> [Records from a data source]
++++

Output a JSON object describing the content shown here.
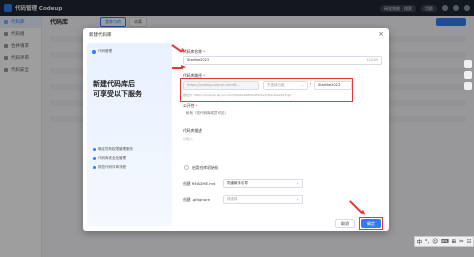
{
  "app": {
    "brand": "代码管理 Codeup"
  },
  "topbar": {
    "search_pill": "研发效能 · 搜索",
    "user_pill": "切换"
  },
  "sidenav": {
    "items": [
      {
        "label": "代码库",
        "active": true
      },
      {
        "label": "代码组",
        "active": false
      },
      {
        "label": "合并请求",
        "active": false
      },
      {
        "label": "代码评审",
        "active": false
      },
      {
        "label": "代码安全",
        "active": false
      }
    ]
  },
  "page": {
    "title": "代码库",
    "tabs": [
      {
        "label": "我参与的",
        "active": true
      },
      {
        "label": "收藏",
        "active": false
      }
    ]
  },
  "dialog": {
    "title": "新建代码库",
    "close_symbol": "×",
    "left_logo": "代码管理",
    "hero": "新建代码库后\n可享受以下服务",
    "features": [
      "确定您有权限管理服务",
      "代码库安全及管理",
      "规范代码评审流程"
    ],
    "form": {
      "name_label": "代码库名称",
      "name_value": "Starlike2023",
      "name_counter": "12/100",
      "path_label": "代码库路径",
      "path_prefix": "https://codeup.aliyun.com/6...",
      "path_group": "不选择分组",
      "path_slash": "/",
      "path_value": "Starlike2023",
      "path_hint": "地址为: https://codeup.aliyun.com/63ebae9f8db4f47ba7/Starlike2023.git",
      "visibility_label": "公开性",
      "visibility_value": "私有（仅代码库成员可见）",
      "desc_label": "代码库描述",
      "desc_placeholder": "请输入",
      "init_label": "启用仓库初始化",
      "readme_label": "创建 README.md",
      "readme_value": "同道新手引导",
      "gitignore_label": "创建 .gitignore",
      "gitignore_value": "请选择"
    },
    "cancel_label": "取消",
    "ok_label": "确定"
  },
  "ime": {
    "items": [
      "中",
      "°,",
      "☺",
      "⌨",
      "⊞",
      "✂",
      "☷"
    ]
  },
  "colors": {
    "accent": "#2f7cf6",
    "annotation": "#e53935",
    "topbar": "#1f2633"
  }
}
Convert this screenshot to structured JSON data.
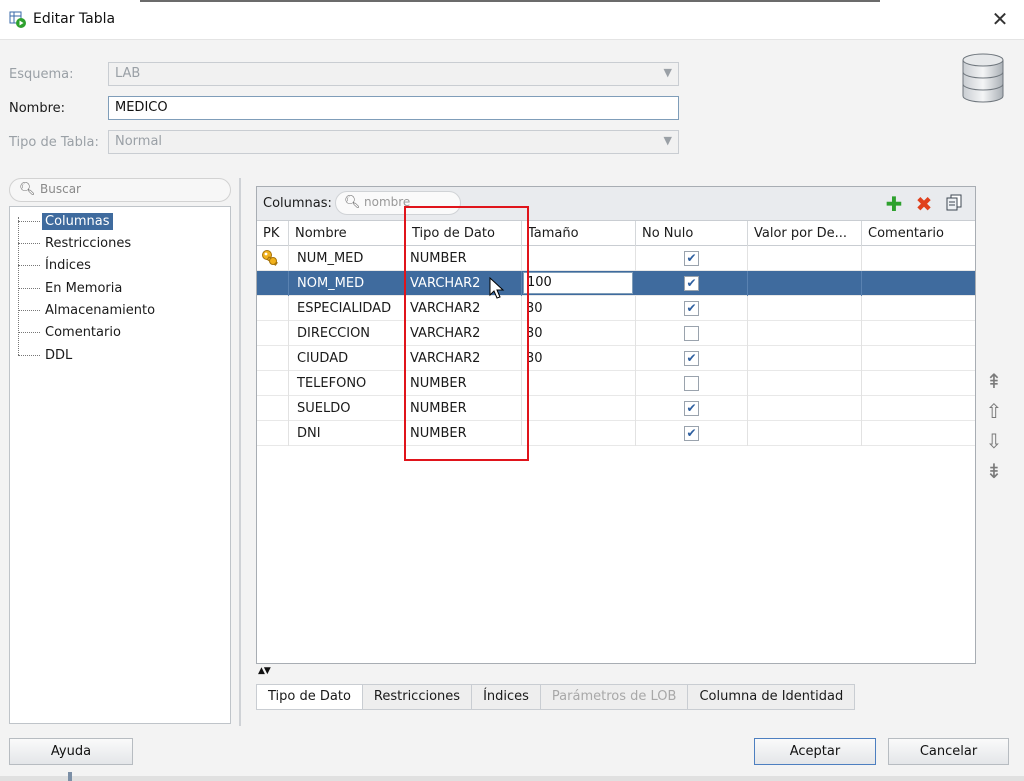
{
  "window": {
    "title": "Editar Tabla",
    "close_glyph": "✕"
  },
  "form": {
    "schema_label": "Esquema:",
    "schema_value": "LAB",
    "name_label": "Nombre:",
    "name_value": "MEDICO",
    "table_type_label": "Tipo de Tabla:",
    "table_type_value": "Normal"
  },
  "nav": {
    "search_placeholder": "Buscar",
    "items": [
      {
        "label": "Columnas",
        "selected": true
      },
      {
        "label": "Restricciones"
      },
      {
        "label": "Índices"
      },
      {
        "label": "En Memoria"
      },
      {
        "label": "Almacenamiento"
      },
      {
        "label": "Comentario"
      },
      {
        "label": "DDL"
      }
    ]
  },
  "columns_panel": {
    "label": "Columnas:",
    "filter_placeholder": "nombre",
    "toolbar": {
      "add_icon": "add-icon",
      "delete_icon": "delete-icon",
      "copy_icon": "copy-icon"
    },
    "headers": {
      "pk": "PK",
      "name": "Nombre",
      "datatype": "Tipo de Dato",
      "size": "Tamaño",
      "not_null": "No Nulo",
      "default": "Valor por De...",
      "comment": "Comentario"
    },
    "rows": [
      {
        "pk": true,
        "name": "NUM_MED",
        "datatype": "NUMBER",
        "size": "",
        "not_null": true
      },
      {
        "pk": false,
        "name": "NOM_MED",
        "datatype": "VARCHAR2",
        "size": "100",
        "not_null": true,
        "selected": true
      },
      {
        "pk": false,
        "name": "ESPECIALIDAD",
        "datatype": "VARCHAR2",
        "size": "30",
        "not_null": true
      },
      {
        "pk": false,
        "name": "DIRECCION",
        "datatype": "VARCHAR2",
        "size": "30",
        "not_null": false
      },
      {
        "pk": false,
        "name": "CIUDAD",
        "datatype": "VARCHAR2",
        "size": "30",
        "not_null": true
      },
      {
        "pk": false,
        "name": "TELEFONO",
        "datatype": "NUMBER",
        "size": "",
        "not_null": false
      },
      {
        "pk": false,
        "name": "SUELDO",
        "datatype": "NUMBER",
        "size": "",
        "not_null": true
      },
      {
        "pk": false,
        "name": "DNI",
        "datatype": "NUMBER",
        "size": "",
        "not_null": true
      }
    ]
  },
  "bottom_tabs": [
    {
      "label": "Tipo de Dato",
      "state": "active"
    },
    {
      "label": "Restricciones",
      "state": "normal"
    },
    {
      "label": "Índices",
      "state": "normal"
    },
    {
      "label": "Parámetros de LOB",
      "state": "disabled"
    },
    {
      "label": "Columna de Identidad",
      "state": "normal"
    }
  ],
  "buttons": {
    "help": "Ayuda",
    "ok": "Aceptar",
    "cancel": "Cancelar"
  },
  "colors": {
    "selection": "#3f6b9e",
    "highlight_box": "#e0141b",
    "add": "#2ea12e",
    "delete": "#e0401c"
  }
}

++++

> [THE PROBLEM] Every line of the data above should be quoted exactly. Omit the pictures.

> [WRITTEN SOLUTION]
Output a JSON object describing the content shown here.
{
  "app": {
    "brand": "代码管理 Codeup"
  },
  "topbar": {
    "search_pill": "研发效能 · 搜索",
    "user_pill": "切换"
  },
  "sidenav": {
    "items": [
      {
        "label": "代码库",
        "active": true
      },
      {
        "label": "代码组",
        "active": false
      },
      {
        "label": "合并请求",
        "active": false
      },
      {
        "label": "代码评审",
        "active": false
      },
      {
        "label": "代码安全",
        "active": false
      }
    ]
  },
  "page": {
    "title": "代码库",
    "tabs": [
      {
        "label": "我参与的",
        "active": true
      },
      {
        "label": "收藏",
        "active": false
      }
    ]
  },
  "dialog": {
    "title": "新建代码库",
    "close_symbol": "×",
    "left_logo": "代码管理",
    "hero": "新建代码库后\n可享受以下服务",
    "features": [
      "确定您有权限管理服务",
      "代码库安全及管理",
      "规范代码评审流程"
    ],
    "form": {
      "name_label": "代码库名称",
      "name_value": "Starlike2023",
      "name_counter": "12/100",
      "path_label": "代码库路径",
      "path_prefix": "https://codeup.aliyun.com/6...",
      "path_group": "不选择分组",
      "path_slash": "/",
      "path_value": "Starlike2023",
      "path_hint": "地址为: https://codeup.aliyun.com/63ebae9f8db4f47ba7/Starlike2023.git",
      "visibility_label": "公开性",
      "visibility_value": "私有（仅代码库成员可见）",
      "desc_label": "代码库描述",
      "desc_placeholder": "请输入",
      "init_label": "启用仓库初始化",
      "readme_label": "创建 README.md",
      "readme_value": "同道新手引导",
      "gitignore_label": "创建 .gitignore",
      "gitignore_value": "请选择"
    },
    "cancel_label": "取消",
    "ok_label": "确定"
  },
  "ime": {
    "items": [
      "中",
      "°,",
      "☺",
      "⌨",
      "⊞",
      "✂",
      "☷"
    ]
  },
  "colors": {
    "accent": "#2f7cf6",
    "annotation": "#e53935",
    "topbar": "#1f2633"
  }
}
Convert this screenshot to structured JSON data.
{
  "window": {
    "title": "Editar Tabla",
    "close_glyph": "✕"
  },
  "form": {
    "schema_label": "Esquema:",
    "schema_value": "LAB",
    "name_label": "Nombre:",
    "name_value": "MEDICO",
    "table_type_label": "Tipo de Tabla:",
    "table_type_value": "Normal"
  },
  "nav": {
    "search_placeholder": "Buscar",
    "items": [
      {
        "label": "Columnas",
        "selected": true
      },
      {
        "label": "Restricciones"
      },
      {
        "label": "Índices"
      },
      {
        "label": "En Memoria"
      },
      {
        "label": "Almacenamiento"
      },
      {
        "label": "Comentario"
      },
      {
        "label": "DDL"
      }
    ]
  },
  "columns_panel": {
    "label": "Columnas:",
    "filter_placeholder": "nombre",
    "toolbar": {
      "add_icon": "add-icon",
      "delete_icon": "delete-icon",
      "copy_icon": "copy-icon"
    },
    "headers": {
      "pk": "PK",
      "name": "Nombre",
      "datatype": "Tipo de Dato",
      "size": "Tamaño",
      "not_null": "No Nulo",
      "default": "Valor por De...",
      "comment": "Comentario"
    },
    "rows": [
      {
        "pk": true,
        "name": "NUM_MED",
        "datatype": "NUMBER",
        "size": "",
        "not_null": true
      },
      {
        "pk": false,
        "name": "NOM_MED",
        "datatype": "VARCHAR2",
        "size": "100",
        "not_null": true,
        "selected": true
      },
      {
        "pk": false,
        "name": "ESPECIALIDAD",
        "datatype": "VARCHAR2",
        "size": "30",
        "not_null": true
      },
      {
        "pk": false,
        "name": "DIRECCION",
        "datatype": "VARCHAR2",
        "size": "30",
        "not_null": false
      },
      {
        "pk": false,
        "name": "CIUDAD",
        "datatype": "VARCHAR2",
        "size": "30",
        "not_null": true
      },
      {
        "pk": false,
        "name": "TELEFONO",
        "datatype": "NUMBER",
        "size": "",
        "not_null": false
      },
      {
        "pk": false,
        "name": "SUELDO",
        "datatype": "NUMBER",
        "size": "",
        "not_null": true
      },
      {
        "pk": false,
        "name": "DNI",
        "datatype": "NUMBER",
        "size": "",
        "not_null": true
      }
    ]
  },
  "bottom_tabs": [
    {
      "label": "Tipo de Dato",
      "state": "active"
    },
    {
      "label": "Restricciones",
      "state": "normal"
    },
    {
      "label": "Índices",
      "state": "normal"
    },
    {
      "label": "Parámetros de LOB",
      "state": "disabled"
    },
    {
      "label": "Columna de Identidad",
      "state": "normal"
    }
  ],
  "buttons": {
    "help": "Ayuda",
    "ok": "Aceptar",
    "cancel": "Cancelar"
  },
  "colors": {
    "selection": "#3f6b9e",
    "highlight_box": "#e0141b",
    "add": "#2ea12e",
    "delete": "#e0401c"
  }
}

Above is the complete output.